So, if I was to write about suburban love triangles then I needed a suburb, and that was when the book really started to take form in my head; there is a suburb of Bristol in the UK called Clifton which is famous for its high set rows of brightly painted houses. It used to be a rough area, but has become increasingly gentrified over recent years and is now so “chi chi” that it has its own branch of the Ivy (an upscale restaurant chain in the UK).

To save on research trips, I decided to create my own fictionalised version of Clifton, leaving me free to make everything up.

I pictured my row of big colourful houses overlooking the smaller houses in the urban village below and that really set the tone for the way the story unfurled. It lent itself to a claustrophobic world in which everyone was watching everyone else.

I really enjoyed the juxtaposition of different ways of watching people; we have a girl watching her friends having fun without her on social media, we have hormonal Freddie watching girls with his binoculars, we have lovelorn Joey loitering in dark corners waiting for a glimpse of her crush, psychotic Frances convinced she is being watched by everyone; and we have a parent watching their child for signs of being on the spectrum, a girl watching her best friend for signs of being groomed by a paedophile.

The theme of watching, of voyeurism, is not new; Notes on a Scandal by Zoe Heller uses a secondary school as the setting for the creepy story of the aptly named Barbara Covett who becomes obsessed with glamorous middle-aged art teacher, Sheba Hart. When Sheba becomes embroiled in a shocking scandal, she allows Barbara to become her confidante, with chilling consequences.
--------------------------------------------------
> **Tasks to complete**:
a) Which characters does the passage on the fictional Clifton mention by name?
b) Can you carry on the passage on the fictional Clifton, starting after its last sentence?
The material that comes next is unrelated to the passage on the fictional Clifton.

> **Provided data**:
--------------------------------------------------
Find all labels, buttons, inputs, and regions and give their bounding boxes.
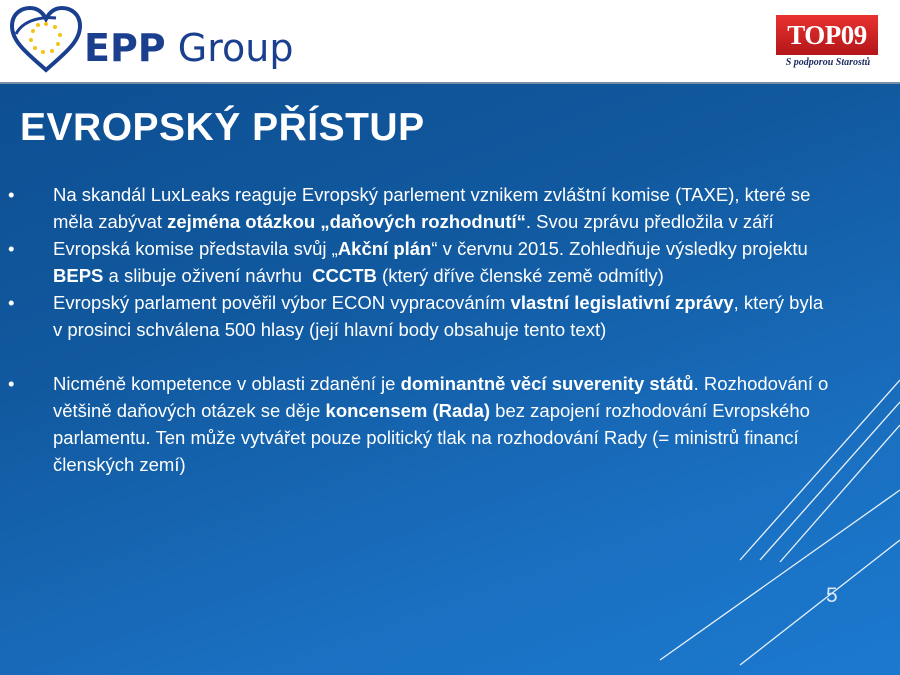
--------------------------------------------------
> **Results in order**:
a) Freddie, Joey, Frances, Barbara Covett, Sheba Hart

b)
You by Caroline Kepnes is the story of charming psychopath, Joe Goldberg, who becomes infatuated with a customer in his bookshop, called Beck. He watches her constantly, in real life and on social media and takes chilling steps to keep his fantasy alive by killing anyone who threatens his idealisation of her.

More recent, was AJ Finn’s The Woman in the Window, the author’s homage to Rear Window. This is the story of Anna Cox, confined to her New York apartment due to agoraphobia and taking a keen interest in the comings and goings of the neighbours on her block. One day she sees a woman being murdered through the window. But Anna Cox is an unreliable narrator; a heavy drinker with mental health issues who can barely remember what day it is, let alone what she saw. How will she persuade anyone to believe her?

Thanks so much to Lisa Jewell for providing us with these titles that inspired her in the writing of Watching You.

Lisa Jewell is the internationally bestselling author of sixteen novels, including the New York Times bestseller Then She Was Gone, as well as I Found YouThe Girls in the Garden and The House We Grew Up In. In total, her novels have sold more than two million copies across the English-speaking world and have been translated into sixteen additional languages so far. Lisa lives in London with her husband and their two daughters. Connect with her on Twitter and on Facebook.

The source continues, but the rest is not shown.